--- Items listed in a dataset ---

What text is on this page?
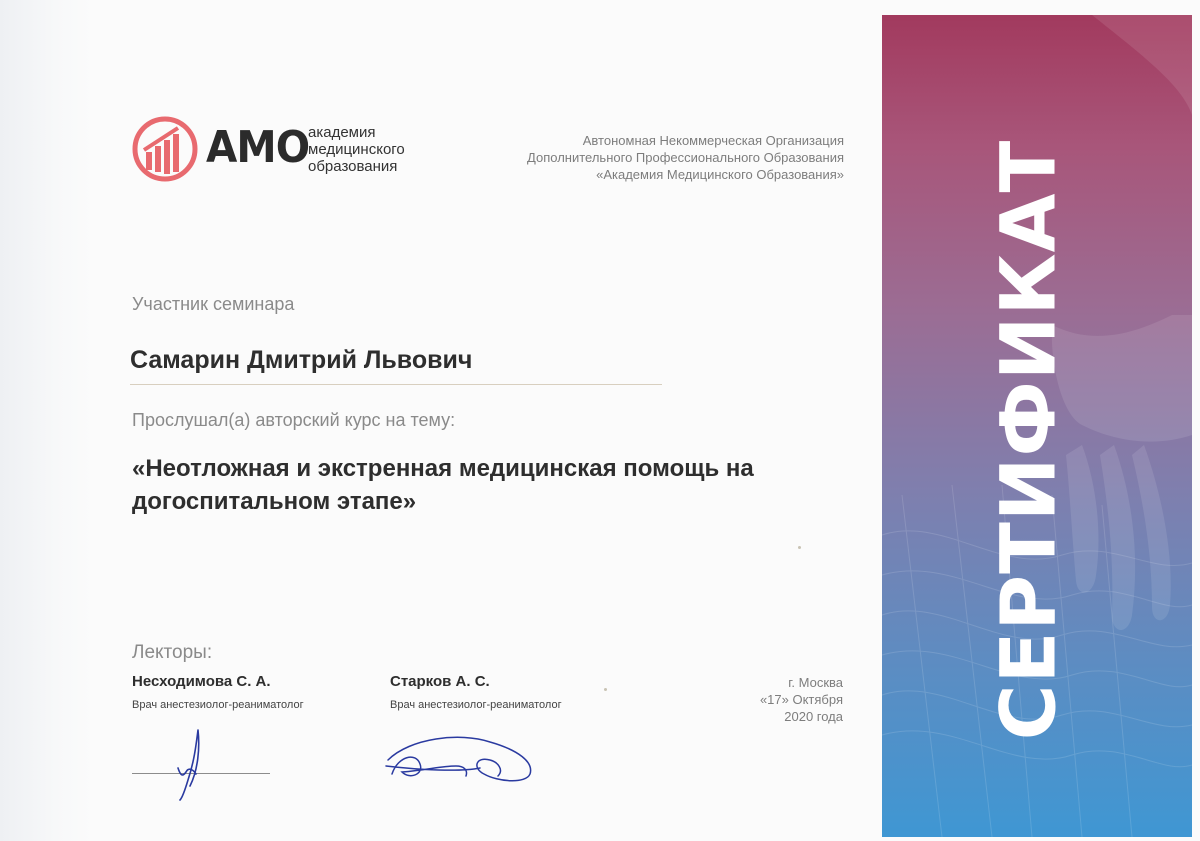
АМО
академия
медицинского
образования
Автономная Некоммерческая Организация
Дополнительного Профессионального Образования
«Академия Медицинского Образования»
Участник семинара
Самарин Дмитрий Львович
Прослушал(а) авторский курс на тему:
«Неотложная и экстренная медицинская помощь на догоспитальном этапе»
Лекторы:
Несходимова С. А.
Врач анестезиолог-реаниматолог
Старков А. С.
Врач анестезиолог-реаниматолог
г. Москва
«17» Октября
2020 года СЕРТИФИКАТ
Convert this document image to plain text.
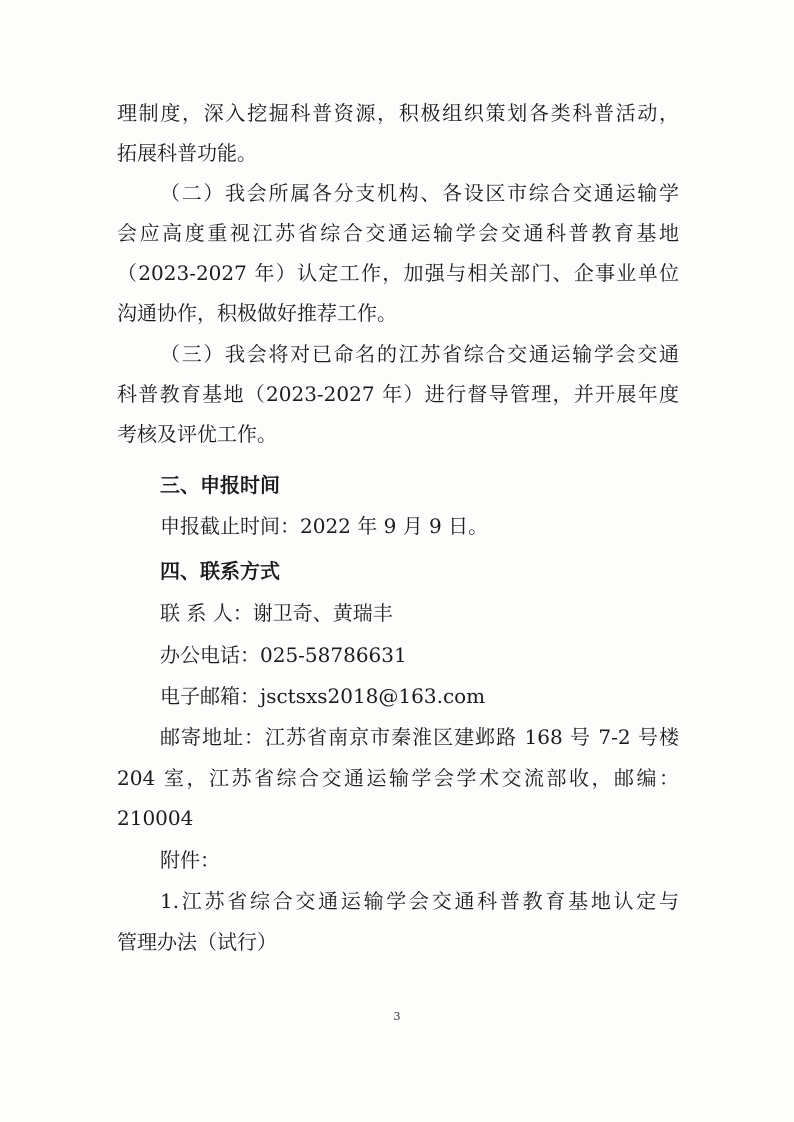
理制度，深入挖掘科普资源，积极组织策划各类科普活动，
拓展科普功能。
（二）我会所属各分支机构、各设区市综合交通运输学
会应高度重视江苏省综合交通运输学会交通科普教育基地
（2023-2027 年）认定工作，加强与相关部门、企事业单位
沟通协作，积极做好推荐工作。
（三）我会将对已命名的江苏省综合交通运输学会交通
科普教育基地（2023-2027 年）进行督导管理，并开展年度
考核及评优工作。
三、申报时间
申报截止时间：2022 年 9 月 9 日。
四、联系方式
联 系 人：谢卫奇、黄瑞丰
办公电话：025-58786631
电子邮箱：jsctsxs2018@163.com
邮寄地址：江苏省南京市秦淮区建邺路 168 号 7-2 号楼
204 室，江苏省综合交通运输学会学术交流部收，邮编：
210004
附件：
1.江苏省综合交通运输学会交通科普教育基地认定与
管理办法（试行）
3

==

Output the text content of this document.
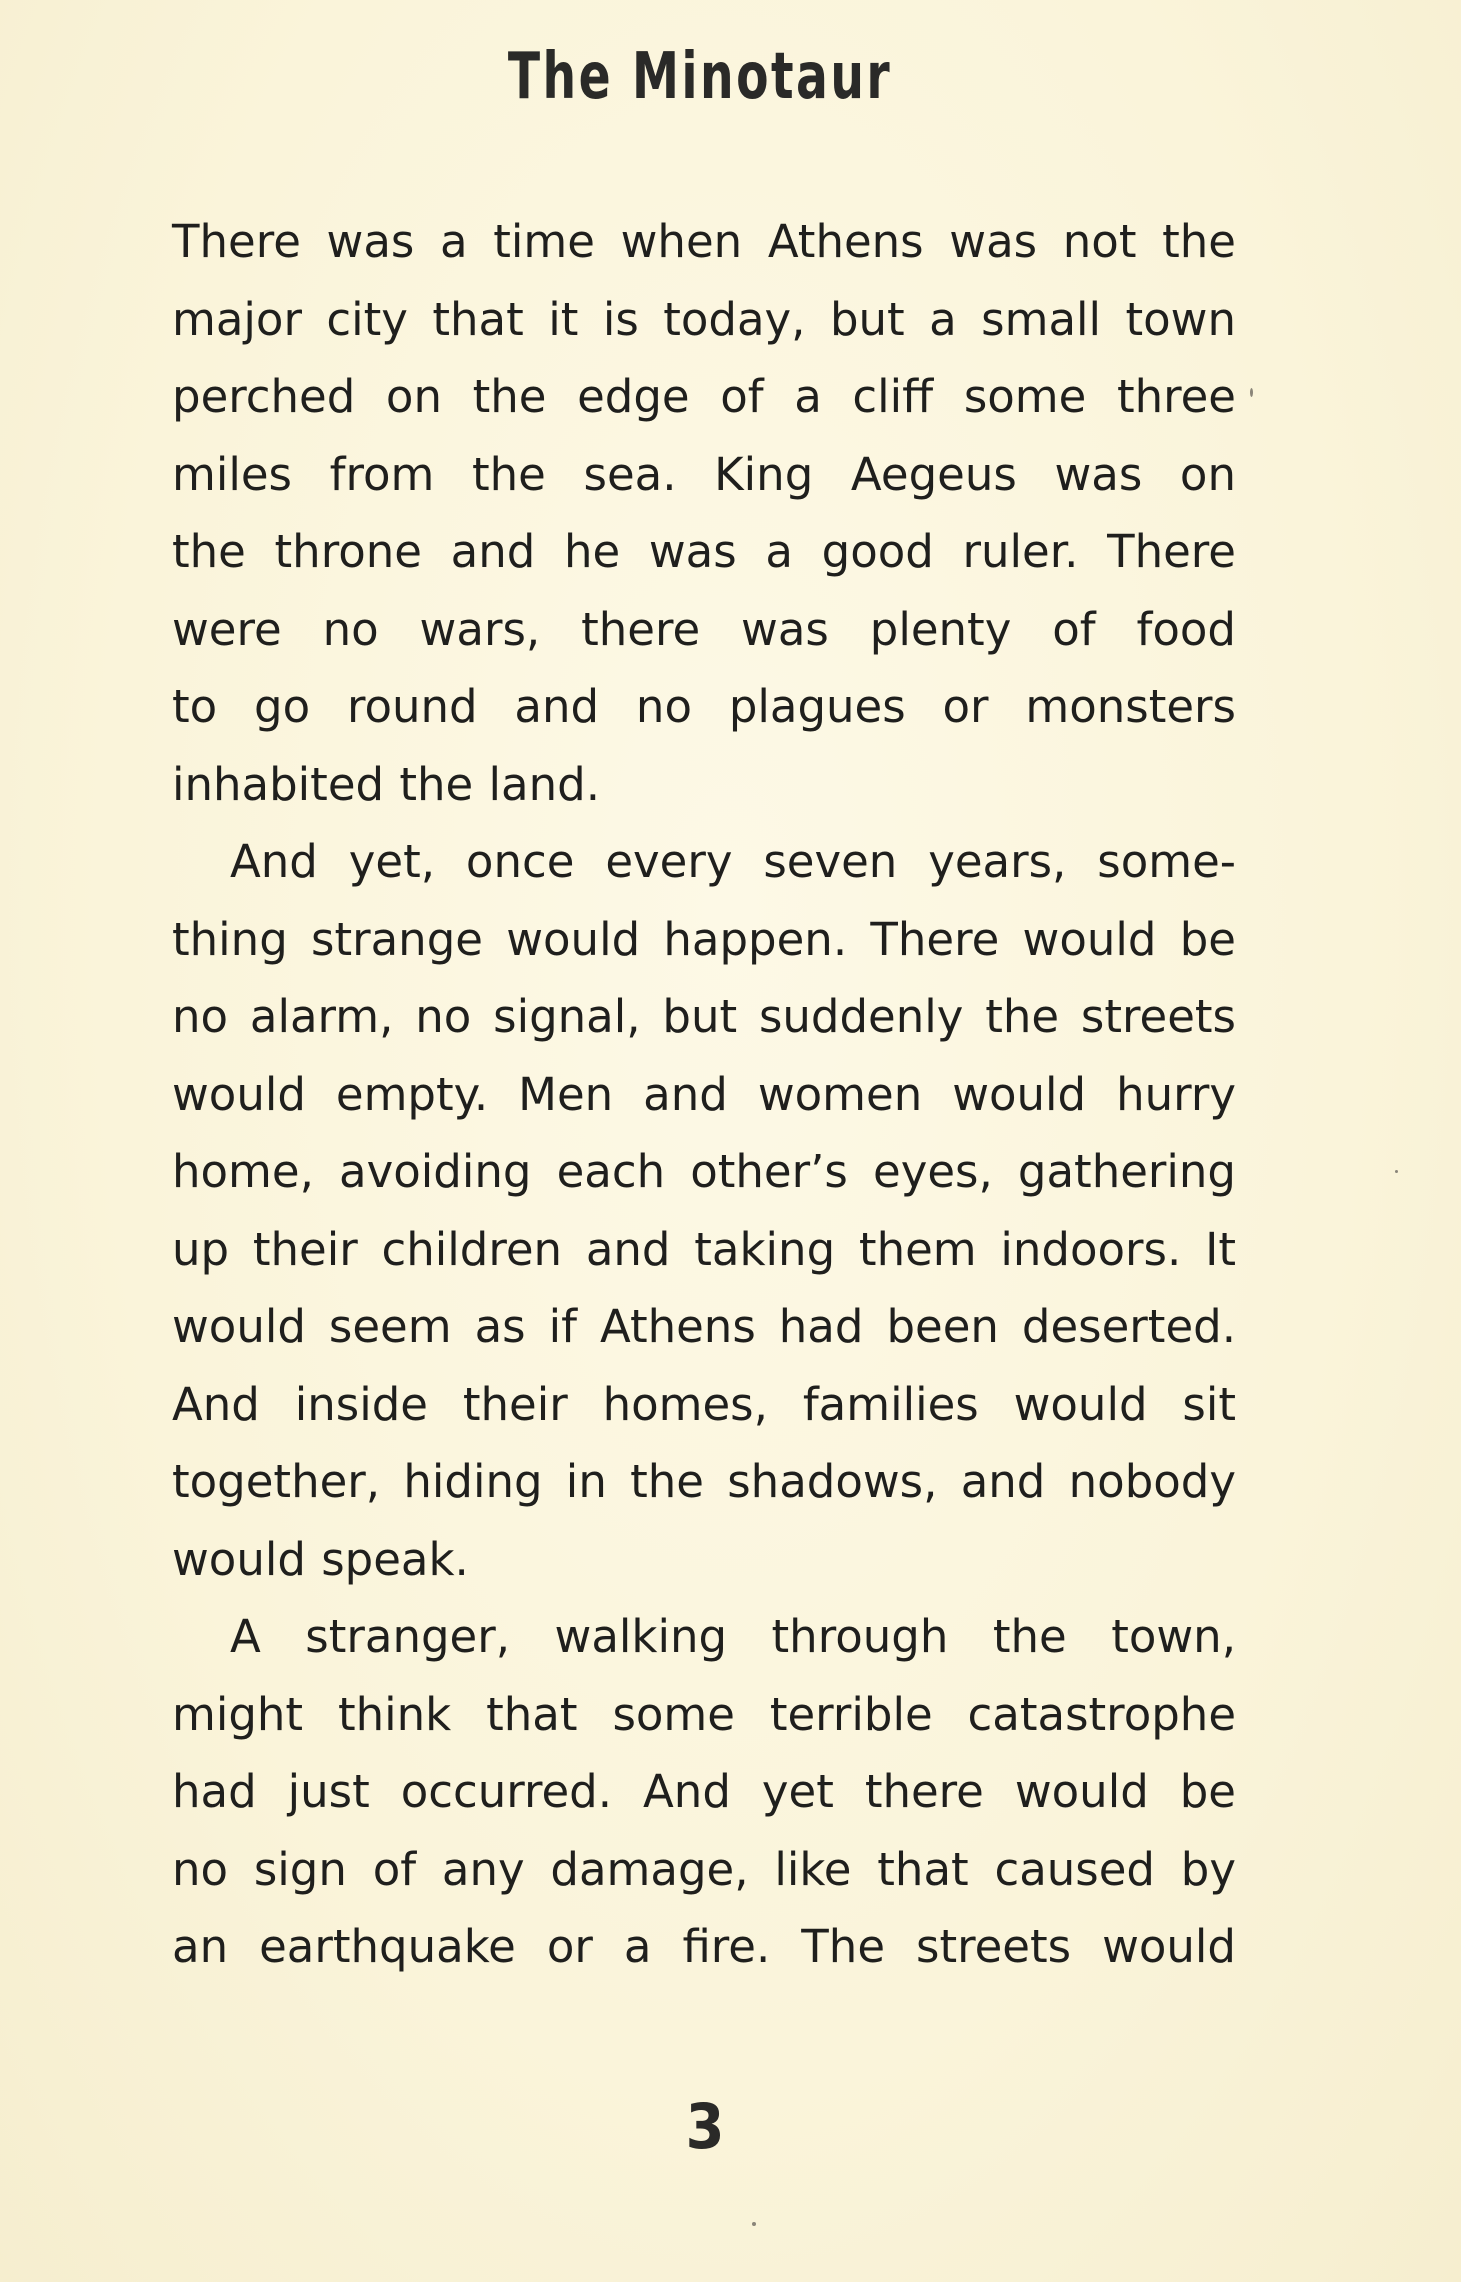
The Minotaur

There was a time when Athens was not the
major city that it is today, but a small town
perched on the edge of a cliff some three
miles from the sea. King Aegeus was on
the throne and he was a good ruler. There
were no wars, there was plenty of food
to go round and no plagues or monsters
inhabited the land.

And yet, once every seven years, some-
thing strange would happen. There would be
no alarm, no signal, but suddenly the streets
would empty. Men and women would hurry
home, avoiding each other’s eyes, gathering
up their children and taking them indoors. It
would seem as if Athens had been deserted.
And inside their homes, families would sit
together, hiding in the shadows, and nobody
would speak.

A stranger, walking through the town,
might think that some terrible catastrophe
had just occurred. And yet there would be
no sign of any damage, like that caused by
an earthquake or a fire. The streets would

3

--

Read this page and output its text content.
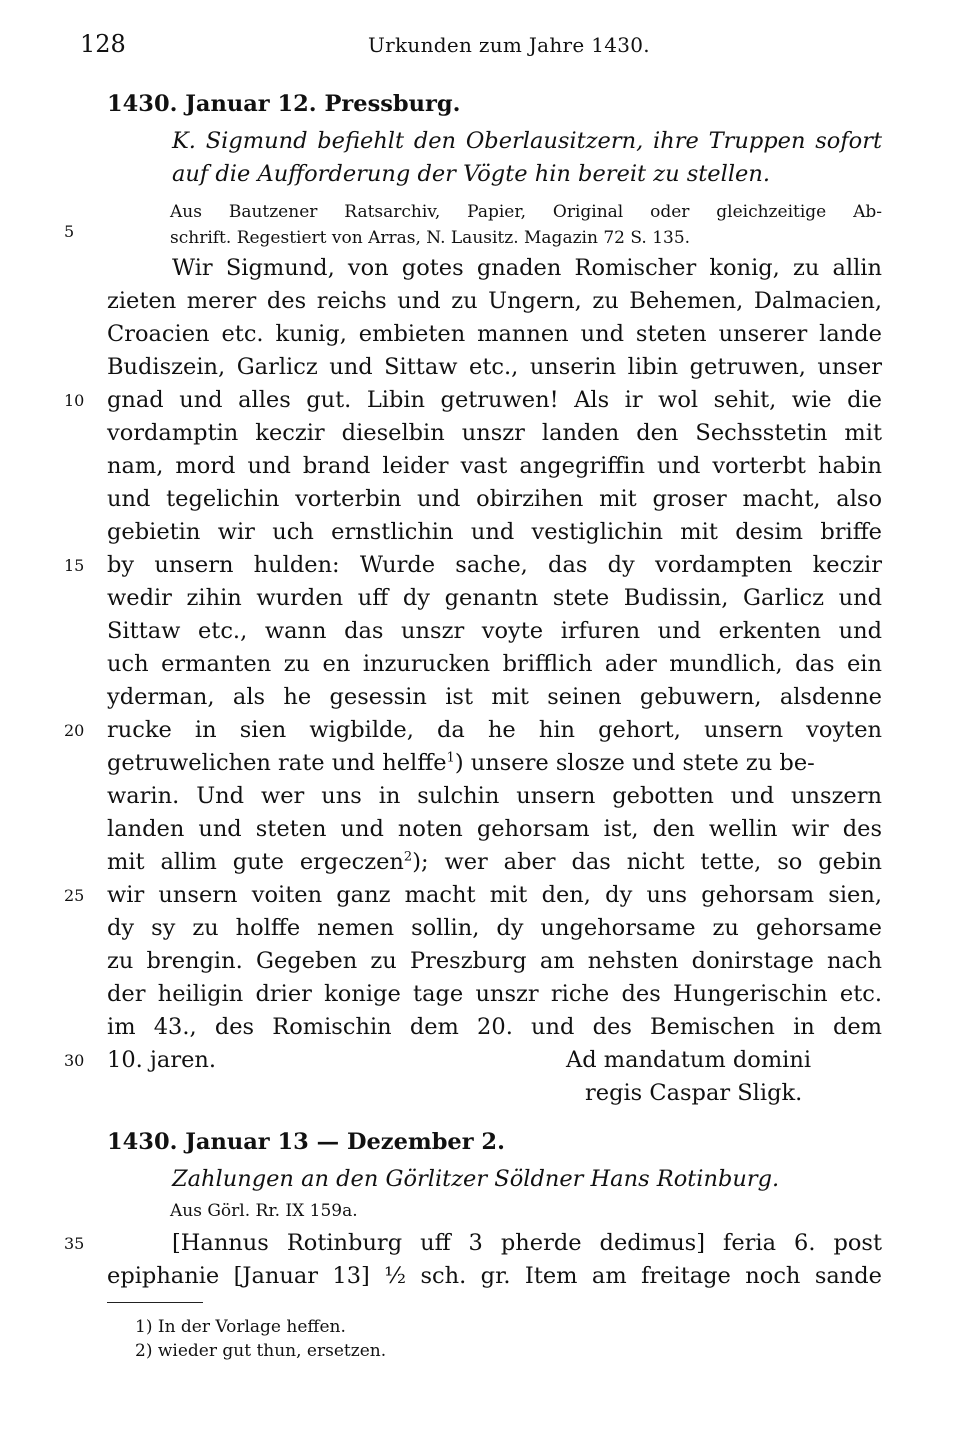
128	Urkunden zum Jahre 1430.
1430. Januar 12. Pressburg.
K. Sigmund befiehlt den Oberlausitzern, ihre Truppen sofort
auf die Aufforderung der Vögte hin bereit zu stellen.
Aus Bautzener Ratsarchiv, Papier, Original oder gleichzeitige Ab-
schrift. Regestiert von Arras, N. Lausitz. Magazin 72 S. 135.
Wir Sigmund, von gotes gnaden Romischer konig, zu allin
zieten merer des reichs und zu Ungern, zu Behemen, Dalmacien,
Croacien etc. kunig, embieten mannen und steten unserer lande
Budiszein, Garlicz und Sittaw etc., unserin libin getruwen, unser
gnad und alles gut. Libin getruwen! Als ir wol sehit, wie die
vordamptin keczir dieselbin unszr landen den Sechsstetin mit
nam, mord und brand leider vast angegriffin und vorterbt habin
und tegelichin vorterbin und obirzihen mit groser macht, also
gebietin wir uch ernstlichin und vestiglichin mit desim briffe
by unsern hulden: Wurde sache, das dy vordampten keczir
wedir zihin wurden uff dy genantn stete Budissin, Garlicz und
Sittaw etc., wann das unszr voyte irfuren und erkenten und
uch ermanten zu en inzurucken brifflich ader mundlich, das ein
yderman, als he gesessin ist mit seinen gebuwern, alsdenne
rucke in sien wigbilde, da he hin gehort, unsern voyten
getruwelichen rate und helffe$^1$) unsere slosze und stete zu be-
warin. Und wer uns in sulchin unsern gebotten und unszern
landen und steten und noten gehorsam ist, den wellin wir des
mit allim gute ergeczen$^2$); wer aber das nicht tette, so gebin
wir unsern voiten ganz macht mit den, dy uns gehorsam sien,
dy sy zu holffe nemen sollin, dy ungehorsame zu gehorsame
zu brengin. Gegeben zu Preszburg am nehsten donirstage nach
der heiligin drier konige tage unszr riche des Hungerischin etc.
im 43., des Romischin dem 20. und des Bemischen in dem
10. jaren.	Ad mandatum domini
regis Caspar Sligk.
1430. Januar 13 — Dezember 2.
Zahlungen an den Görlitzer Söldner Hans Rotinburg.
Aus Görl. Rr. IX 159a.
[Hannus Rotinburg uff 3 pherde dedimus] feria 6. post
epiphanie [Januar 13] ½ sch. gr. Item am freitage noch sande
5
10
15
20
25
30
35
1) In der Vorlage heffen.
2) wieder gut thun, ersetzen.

--- The problem ---
Say only how many lines in the records carry the word "Sigmund".

--- Complete answer ---
2